_Data_
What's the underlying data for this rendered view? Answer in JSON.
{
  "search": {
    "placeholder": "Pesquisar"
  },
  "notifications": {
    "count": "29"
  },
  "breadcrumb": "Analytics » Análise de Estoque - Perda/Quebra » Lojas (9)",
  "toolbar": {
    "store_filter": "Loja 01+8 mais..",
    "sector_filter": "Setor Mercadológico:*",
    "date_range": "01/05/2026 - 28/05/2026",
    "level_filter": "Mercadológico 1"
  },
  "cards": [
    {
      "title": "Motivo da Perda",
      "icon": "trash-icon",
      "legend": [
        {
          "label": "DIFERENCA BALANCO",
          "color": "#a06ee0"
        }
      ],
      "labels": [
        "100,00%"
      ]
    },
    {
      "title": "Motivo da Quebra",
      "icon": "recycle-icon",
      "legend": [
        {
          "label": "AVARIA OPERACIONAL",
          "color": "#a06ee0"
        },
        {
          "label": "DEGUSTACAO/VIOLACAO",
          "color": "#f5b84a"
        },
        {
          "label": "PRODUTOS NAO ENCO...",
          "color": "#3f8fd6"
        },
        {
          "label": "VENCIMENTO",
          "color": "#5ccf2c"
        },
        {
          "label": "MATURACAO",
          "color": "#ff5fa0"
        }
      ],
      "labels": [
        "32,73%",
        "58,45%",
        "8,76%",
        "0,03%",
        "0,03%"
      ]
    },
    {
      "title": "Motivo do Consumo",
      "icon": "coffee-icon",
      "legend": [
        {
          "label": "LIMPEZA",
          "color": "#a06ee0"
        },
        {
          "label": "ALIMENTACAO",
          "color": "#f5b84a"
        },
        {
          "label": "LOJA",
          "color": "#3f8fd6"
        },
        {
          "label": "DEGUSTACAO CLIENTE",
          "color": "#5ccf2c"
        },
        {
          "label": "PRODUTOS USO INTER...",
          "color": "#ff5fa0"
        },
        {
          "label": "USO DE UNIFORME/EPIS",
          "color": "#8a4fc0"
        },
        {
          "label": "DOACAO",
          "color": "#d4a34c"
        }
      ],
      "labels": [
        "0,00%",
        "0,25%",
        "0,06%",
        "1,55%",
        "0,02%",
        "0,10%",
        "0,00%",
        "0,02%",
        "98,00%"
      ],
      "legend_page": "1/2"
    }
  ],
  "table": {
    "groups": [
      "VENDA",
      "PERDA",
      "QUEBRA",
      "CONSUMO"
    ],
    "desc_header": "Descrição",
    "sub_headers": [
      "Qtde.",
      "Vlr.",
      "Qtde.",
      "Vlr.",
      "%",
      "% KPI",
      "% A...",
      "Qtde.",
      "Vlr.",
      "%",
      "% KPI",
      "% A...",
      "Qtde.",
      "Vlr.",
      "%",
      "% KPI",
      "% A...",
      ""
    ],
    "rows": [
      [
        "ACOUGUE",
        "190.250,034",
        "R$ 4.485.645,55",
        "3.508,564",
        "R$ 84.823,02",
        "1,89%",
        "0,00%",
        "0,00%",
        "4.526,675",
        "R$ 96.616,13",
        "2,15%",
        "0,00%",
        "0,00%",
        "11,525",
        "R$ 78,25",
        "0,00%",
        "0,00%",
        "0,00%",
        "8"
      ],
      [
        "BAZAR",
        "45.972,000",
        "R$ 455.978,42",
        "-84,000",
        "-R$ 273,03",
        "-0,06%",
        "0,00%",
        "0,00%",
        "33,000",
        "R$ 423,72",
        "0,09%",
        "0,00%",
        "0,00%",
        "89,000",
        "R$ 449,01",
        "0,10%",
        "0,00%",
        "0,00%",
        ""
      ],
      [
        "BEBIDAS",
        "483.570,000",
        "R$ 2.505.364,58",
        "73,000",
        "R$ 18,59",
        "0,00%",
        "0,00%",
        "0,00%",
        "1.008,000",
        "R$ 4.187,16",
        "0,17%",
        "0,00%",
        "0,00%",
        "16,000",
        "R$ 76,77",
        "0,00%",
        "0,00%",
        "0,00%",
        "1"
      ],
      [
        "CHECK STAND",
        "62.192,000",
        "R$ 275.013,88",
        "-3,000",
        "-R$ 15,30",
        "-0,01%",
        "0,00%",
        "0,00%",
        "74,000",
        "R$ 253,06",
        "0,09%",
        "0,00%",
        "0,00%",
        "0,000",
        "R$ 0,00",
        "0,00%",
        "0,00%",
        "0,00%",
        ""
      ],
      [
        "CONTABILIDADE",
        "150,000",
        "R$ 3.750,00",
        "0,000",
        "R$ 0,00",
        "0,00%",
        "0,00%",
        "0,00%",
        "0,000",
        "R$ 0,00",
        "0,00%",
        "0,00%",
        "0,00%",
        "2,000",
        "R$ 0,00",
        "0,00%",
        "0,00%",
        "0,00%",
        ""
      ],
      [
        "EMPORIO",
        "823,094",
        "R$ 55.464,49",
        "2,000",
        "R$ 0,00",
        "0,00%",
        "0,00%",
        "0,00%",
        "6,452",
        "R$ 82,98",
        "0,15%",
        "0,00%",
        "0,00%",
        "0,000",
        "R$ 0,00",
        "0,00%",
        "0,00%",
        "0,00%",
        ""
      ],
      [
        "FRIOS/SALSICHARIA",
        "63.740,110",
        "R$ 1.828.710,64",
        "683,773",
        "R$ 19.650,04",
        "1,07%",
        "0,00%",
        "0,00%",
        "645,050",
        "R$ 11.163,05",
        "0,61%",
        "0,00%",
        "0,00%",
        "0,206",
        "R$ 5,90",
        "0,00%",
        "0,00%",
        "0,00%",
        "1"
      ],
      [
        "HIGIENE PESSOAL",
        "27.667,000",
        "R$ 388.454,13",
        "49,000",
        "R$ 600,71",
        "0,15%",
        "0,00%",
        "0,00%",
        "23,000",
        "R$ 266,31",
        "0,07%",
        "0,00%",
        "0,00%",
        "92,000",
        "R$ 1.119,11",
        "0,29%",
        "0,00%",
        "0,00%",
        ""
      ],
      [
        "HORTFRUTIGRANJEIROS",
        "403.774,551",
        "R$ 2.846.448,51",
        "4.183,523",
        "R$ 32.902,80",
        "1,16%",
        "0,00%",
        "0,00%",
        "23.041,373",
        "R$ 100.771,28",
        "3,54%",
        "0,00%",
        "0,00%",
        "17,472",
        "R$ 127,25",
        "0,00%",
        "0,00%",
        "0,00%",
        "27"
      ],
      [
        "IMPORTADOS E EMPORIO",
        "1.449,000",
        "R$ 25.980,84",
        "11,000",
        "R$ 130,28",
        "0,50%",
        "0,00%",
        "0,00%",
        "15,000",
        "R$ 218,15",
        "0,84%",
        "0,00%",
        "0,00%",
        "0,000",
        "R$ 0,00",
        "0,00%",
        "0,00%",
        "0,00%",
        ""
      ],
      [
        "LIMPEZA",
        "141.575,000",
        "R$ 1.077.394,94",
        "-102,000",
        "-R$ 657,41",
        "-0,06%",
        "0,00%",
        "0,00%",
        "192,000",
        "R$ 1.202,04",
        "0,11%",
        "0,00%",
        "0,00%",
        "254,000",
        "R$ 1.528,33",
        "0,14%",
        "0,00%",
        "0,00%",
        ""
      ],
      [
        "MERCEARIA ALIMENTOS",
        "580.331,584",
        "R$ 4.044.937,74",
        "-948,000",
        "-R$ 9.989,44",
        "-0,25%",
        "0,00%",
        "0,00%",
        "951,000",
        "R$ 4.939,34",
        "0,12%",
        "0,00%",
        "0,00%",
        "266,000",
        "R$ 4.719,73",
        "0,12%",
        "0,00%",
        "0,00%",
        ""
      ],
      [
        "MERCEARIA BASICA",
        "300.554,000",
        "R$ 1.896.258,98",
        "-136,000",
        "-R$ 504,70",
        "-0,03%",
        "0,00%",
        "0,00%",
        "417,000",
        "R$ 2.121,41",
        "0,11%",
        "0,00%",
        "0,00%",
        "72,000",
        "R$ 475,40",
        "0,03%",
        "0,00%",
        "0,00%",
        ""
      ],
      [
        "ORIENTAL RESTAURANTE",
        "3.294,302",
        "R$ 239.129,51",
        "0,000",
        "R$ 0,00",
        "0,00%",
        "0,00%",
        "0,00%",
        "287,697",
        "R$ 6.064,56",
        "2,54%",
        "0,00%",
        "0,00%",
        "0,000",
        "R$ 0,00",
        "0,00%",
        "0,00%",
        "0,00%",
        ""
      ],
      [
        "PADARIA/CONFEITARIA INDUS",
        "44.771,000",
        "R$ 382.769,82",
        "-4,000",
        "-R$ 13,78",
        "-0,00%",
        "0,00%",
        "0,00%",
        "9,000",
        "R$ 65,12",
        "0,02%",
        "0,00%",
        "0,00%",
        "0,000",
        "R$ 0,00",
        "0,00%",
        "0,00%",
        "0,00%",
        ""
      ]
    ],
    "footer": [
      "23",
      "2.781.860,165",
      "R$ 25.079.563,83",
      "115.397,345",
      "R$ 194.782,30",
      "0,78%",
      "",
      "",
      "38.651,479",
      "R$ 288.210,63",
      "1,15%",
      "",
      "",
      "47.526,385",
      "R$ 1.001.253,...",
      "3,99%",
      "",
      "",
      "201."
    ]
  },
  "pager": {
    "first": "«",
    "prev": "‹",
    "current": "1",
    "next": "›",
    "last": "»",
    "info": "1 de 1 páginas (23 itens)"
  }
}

_Your instructions_
Pull out all lines from the entries above that include the word "DEGUSTACAO".

_Task result_
          "label": "DEGUSTACAO/VIOLACAO",
          "label": "DEGUSTACAO CLIENTE",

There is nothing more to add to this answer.